DIRECTION:
Your copy of the material must match it exactly, except that pictures are dropped.

(Saved data entries)
══════════
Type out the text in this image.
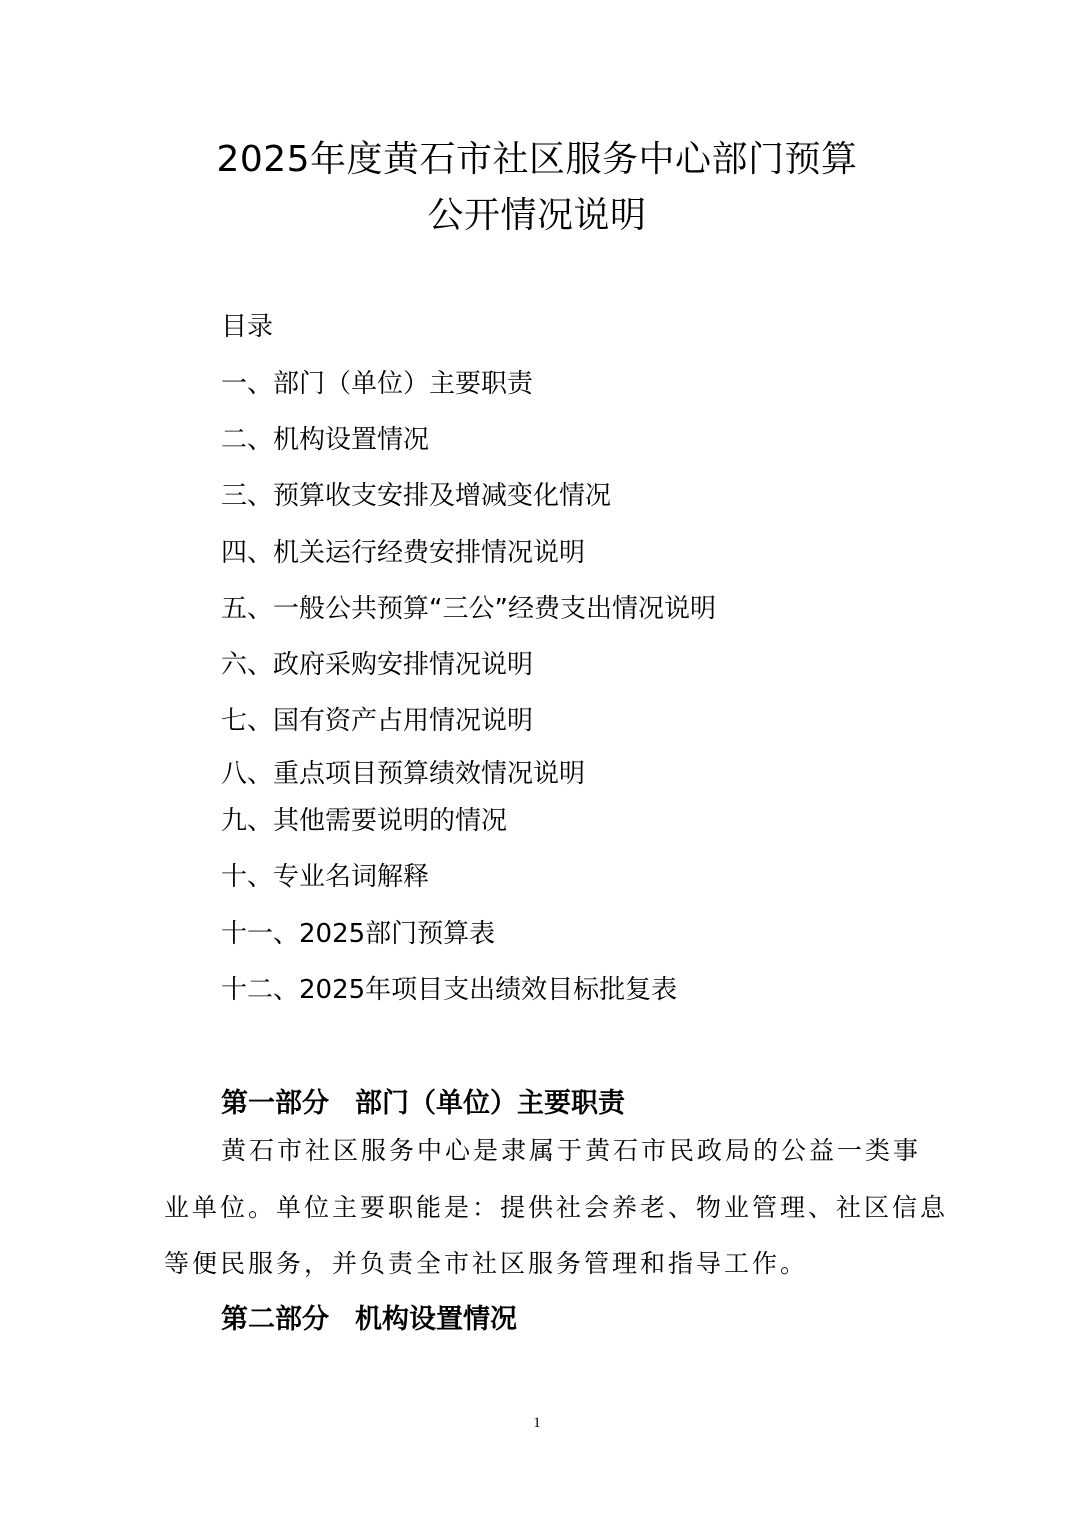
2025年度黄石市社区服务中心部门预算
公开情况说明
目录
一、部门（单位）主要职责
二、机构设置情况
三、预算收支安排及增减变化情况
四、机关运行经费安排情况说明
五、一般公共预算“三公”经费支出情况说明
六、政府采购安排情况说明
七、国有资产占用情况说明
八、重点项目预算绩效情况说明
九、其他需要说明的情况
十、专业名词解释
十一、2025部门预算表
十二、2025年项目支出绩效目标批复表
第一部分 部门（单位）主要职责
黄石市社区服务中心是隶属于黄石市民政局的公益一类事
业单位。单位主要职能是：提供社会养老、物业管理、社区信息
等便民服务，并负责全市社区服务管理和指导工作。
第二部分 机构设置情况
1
══════════
REPLY TO THE TASK:
Type out the text in this image.
2025年度黄石市社区服务中心部门预算
公开情况说明
目录
一、部门（单位）主要职责
二、机构设置情况
三、预算收支安排及增减变化情况
四、机关运行经费安排情况说明
五、一般公共预算“三公”经费支出情况说明
六、政府采购安排情况说明
七、国有资产占用情况说明
八、重点项目预算绩效情况说明
九、其他需要说明的情况
十、专业名词解释
十一、2025部门预算表
十二、2025年项目支出绩效目标批复表
第一部分 部门（单位）主要职责
黄石市社区服务中心是隶属于黄石市民政局的公益一类事
业单位。单位主要职能是：提供社会养老、物业管理、社区信息
等便民服务，并负责全市社区服务管理和指导工作。
第二部分 机构设置情况
1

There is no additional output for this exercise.